== PROVIDED RECORDS ==
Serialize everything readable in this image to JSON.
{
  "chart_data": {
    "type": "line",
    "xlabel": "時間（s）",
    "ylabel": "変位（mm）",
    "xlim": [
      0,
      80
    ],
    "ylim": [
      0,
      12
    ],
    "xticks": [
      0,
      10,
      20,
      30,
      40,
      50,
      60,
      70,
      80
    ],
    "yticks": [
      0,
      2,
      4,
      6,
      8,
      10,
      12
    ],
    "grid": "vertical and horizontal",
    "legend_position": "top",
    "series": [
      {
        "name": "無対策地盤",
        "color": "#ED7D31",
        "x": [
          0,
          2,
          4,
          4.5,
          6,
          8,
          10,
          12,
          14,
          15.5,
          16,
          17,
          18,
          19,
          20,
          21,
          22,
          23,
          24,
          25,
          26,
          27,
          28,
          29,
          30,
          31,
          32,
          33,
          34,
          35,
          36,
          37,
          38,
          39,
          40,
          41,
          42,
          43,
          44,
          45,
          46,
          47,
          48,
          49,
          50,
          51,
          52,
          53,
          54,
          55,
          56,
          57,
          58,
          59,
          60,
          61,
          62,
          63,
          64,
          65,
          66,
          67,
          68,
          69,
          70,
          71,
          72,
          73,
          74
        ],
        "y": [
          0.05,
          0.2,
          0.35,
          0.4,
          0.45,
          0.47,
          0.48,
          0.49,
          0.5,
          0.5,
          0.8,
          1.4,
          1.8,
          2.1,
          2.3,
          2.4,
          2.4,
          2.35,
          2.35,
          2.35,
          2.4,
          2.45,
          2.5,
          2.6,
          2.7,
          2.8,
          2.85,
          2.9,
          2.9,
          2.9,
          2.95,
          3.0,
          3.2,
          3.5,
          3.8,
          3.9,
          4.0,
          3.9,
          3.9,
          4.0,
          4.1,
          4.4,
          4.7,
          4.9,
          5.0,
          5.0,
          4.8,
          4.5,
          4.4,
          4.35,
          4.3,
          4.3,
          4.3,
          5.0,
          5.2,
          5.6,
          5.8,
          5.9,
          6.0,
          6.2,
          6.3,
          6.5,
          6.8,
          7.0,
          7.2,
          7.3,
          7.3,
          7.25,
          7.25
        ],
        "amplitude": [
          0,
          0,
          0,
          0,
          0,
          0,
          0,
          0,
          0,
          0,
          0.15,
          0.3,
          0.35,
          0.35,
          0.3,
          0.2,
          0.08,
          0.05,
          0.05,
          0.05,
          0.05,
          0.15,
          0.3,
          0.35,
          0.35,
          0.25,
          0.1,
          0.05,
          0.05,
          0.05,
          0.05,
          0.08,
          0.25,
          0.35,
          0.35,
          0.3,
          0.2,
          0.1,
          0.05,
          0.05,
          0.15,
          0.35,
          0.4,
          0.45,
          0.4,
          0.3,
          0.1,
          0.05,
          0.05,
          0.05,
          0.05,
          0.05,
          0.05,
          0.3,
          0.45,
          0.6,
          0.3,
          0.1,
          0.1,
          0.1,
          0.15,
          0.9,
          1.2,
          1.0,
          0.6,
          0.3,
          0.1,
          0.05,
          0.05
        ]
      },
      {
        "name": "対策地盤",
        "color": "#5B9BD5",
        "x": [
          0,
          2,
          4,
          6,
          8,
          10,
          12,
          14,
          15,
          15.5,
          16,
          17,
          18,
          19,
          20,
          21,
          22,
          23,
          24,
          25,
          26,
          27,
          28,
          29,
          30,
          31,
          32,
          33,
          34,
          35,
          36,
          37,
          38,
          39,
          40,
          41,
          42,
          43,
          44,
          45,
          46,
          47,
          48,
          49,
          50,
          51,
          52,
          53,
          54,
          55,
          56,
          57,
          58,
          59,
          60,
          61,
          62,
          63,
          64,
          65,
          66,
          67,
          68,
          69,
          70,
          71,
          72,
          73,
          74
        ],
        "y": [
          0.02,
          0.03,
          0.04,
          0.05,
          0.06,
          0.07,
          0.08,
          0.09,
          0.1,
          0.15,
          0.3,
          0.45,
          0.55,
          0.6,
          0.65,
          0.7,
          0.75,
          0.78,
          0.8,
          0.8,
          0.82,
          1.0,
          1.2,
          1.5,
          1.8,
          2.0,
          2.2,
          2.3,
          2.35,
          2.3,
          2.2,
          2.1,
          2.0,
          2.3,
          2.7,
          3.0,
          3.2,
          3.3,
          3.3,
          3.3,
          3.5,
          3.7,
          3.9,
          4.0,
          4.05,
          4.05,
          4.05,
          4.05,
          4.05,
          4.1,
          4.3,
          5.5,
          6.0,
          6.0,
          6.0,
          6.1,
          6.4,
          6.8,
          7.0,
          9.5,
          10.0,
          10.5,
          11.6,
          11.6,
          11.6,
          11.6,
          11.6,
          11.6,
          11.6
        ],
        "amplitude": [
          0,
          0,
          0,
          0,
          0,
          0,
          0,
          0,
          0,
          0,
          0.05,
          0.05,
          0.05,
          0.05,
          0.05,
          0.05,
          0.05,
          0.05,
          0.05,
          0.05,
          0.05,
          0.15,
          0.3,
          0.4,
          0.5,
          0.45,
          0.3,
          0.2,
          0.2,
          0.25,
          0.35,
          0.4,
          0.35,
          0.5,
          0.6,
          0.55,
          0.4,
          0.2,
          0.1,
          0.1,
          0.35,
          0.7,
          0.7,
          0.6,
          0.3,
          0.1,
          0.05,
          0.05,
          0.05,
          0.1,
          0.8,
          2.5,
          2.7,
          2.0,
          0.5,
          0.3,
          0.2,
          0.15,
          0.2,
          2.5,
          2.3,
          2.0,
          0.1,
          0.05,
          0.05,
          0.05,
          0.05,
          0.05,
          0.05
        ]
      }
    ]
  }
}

== WORK INSTRUCTIONS ==
Reproduce the complete data exactly as presented above.

== FULL SOLUTION ==
Serialize everything readable in this image to JSON.
{
  "chart_data": {
    "type": "line",
    "xlabel": "時間（s）",
    "ylabel": "変位（mm）",
    "xlim": [
      0,
      80
    ],
    "ylim": [
      0,
      12
    ],
    "xticks": [
      0,
      10,
      20,
      30,
      40,
      50,
      60,
      70,
      80
    ],
    "yticks": [
      0,
      2,
      4,
      6,
      8,
      10,
      12
    ],
    "grid": "vertical and horizontal",
    "legend_position": "top",
    "series": [
      {
        "name": "無対策地盤",
        "color": "#ED7D31",
        "x": [
          0,
          2,
          4,
          4.5,
          6,
          8,
          10,
          12,
          14,
          15.5,
          16,
          17,
          18,
          19,
          20,
          21,
          22,
          23,
          24,
          25,
          26,
          27,
          28,
          29,
          30,
          31,
          32,
          33,
          34,
          35,
          36,
          37,
          38,
          39,
          40,
          41,
          42,
          43,
          44,
          45,
          46,
          47,
          48,
          49,
          50,
          51,
          52,
          53,
          54,
          55,
          56,
          57,
          58,
          59,
          60,
          61,
          62,
          63,
          64,
          65,
          66,
          67,
          68,
          69,
          70,
          71,
          72,
          73,
          74
        ],
        "y": [
          0.05,
          0.2,
          0.35,
          0.4,
          0.45,
          0.47,
          0.48,
          0.49,
          0.5,
          0.5,
          0.8,
          1.4,
          1.8,
          2.1,
          2.3,
          2.4,
          2.4,
          2.35,
          2.35,
          2.35,
          2.4,
          2.45,
          2.5,
          2.6,
          2.7,
          2.8,
          2.85,
          2.9,
          2.9,
          2.9,
          2.95,
          3.0,
          3.2,
          3.5,
          3.8,
          3.9,
          4.0,
          3.9,
          3.9,
          4.0,
          4.1,
          4.4,
          4.7,
          4.9,
          5.0,
          5.0,
          4.8,
          4.5,
          4.4,
          4.35,
          4.3,
          4.3,
          4.3,
          5.0,
          5.2,
          5.6,
          5.8,
          5.9,
          6.0,
          6.2,
          6.3,
          6.5,
          6.8,
          7.0,
          7.2,
          7.3,
          7.3,
          7.25,
          7.25
        ],
        "amplitude": [
          0,
          0,
          0,
          0,
          0,
          0,
          0,
          0,
          0,
          0,
          0.15,
          0.3,
          0.35,
          0.35,
          0.3,
          0.2,
          0.08,
          0.05,
          0.05,
          0.05,
          0.05,
          0.15,
          0.3,
          0.35,
          0.35,
          0.25,
          0.1,
          0.05,
          0.05,
          0.05,
          0.05,
          0.08,
          0.25,
          0.35,
          0.35,
          0.3,
          0.2,
          0.1,
          0.05,
          0.05,
          0.15,
          0.35,
          0.4,
          0.45,
          0.4,
          0.3,
          0.1,
          0.05,
          0.05,
          0.05,
          0.05,
          0.05,
          0.05,
          0.3,
          0.45,
          0.6,
          0.3,
          0.1,
          0.1,
          0.1,
          0.15,
          0.9,
          1.2,
          1.0,
          0.6,
          0.3,
          0.1,
          0.05,
          0.05
        ]
      },
      {
        "name": "対策地盤",
        "color": "#5B9BD5",
        "x": [
          0,
          2,
          4,
          6,
          8,
          10,
          12,
          14,
          15,
          15.5,
          16,
          17,
          18,
          19,
          20,
          21,
          22,
          23,
          24,
          25,
          26,
          27,
          28,
          29,
          30,
          31,
          32,
          33,
          34,
          35,
          36,
          37,
          38,
          39,
          40,
          41,
          42,
          43,
          44,
          45,
          46,
          47,
          48,
          49,
          50,
          51,
          52,
          53,
          54,
          55,
          56,
          57,
          58,
          59,
          60,
          61,
          62,
          63,
          64,
          65,
          66,
          67,
          68,
          69,
          70,
          71,
          72,
          73,
          74
        ],
        "y": [
          0.02,
          0.03,
          0.04,
          0.05,
          0.06,
          0.07,
          0.08,
          0.09,
          0.1,
          0.15,
          0.3,
          0.45,
          0.55,
          0.6,
          0.65,
          0.7,
          0.75,
          0.78,
          0.8,
          0.8,
          0.82,
          1.0,
          1.2,
          1.5,
          1.8,
          2.0,
          2.2,
          2.3,
          2.35,
          2.3,
          2.2,
          2.1,
          2.0,
          2.3,
          2.7,
          3.0,
          3.2,
          3.3,
          3.3,
          3.3,
          3.5,
          3.7,
          3.9,
          4.0,
          4.05,
          4.05,
          4.05,
          4.05,
          4.05,
          4.1,
          4.3,
          5.5,
          6.0,
          6.0,
          6.0,
          6.1,
          6.4,
          6.8,
          7.0,
          9.5,
          10.0,
          10.5,
          11.6,
          11.6,
          11.6,
          11.6,
          11.6,
          11.6,
          11.6
        ],
        "amplitude": [
          0,
          0,
          0,
          0,
          0,
          0,
          0,
          0,
          0,
          0,
          0.05,
          0.05,
          0.05,
          0.05,
          0.05,
          0.05,
          0.05,
          0.05,
          0.05,
          0.05,
          0.05,
          0.15,
          0.3,
          0.4,
          0.5,
          0.45,
          0.3,
          0.2,
          0.2,
          0.25,
          0.35,
          0.4,
          0.35,
          0.5,
          0.6,
          0.55,
          0.4,
          0.2,
          0.1,
          0.1,
          0.35,
          0.7,
          0.7,
          0.6,
          0.3,
          0.1,
          0.05,
          0.05,
          0.05,
          0.1,
          0.8,
          2.5,
          2.7,
          2.0,
          0.5,
          0.3,
          0.2,
          0.15,
          0.2,
          2.5,
          2.3,
          2.0,
          0.1,
          0.05,
          0.05,
          0.05,
          0.05,
          0.05,
          0.05
        ]
      }
    ]
  }
}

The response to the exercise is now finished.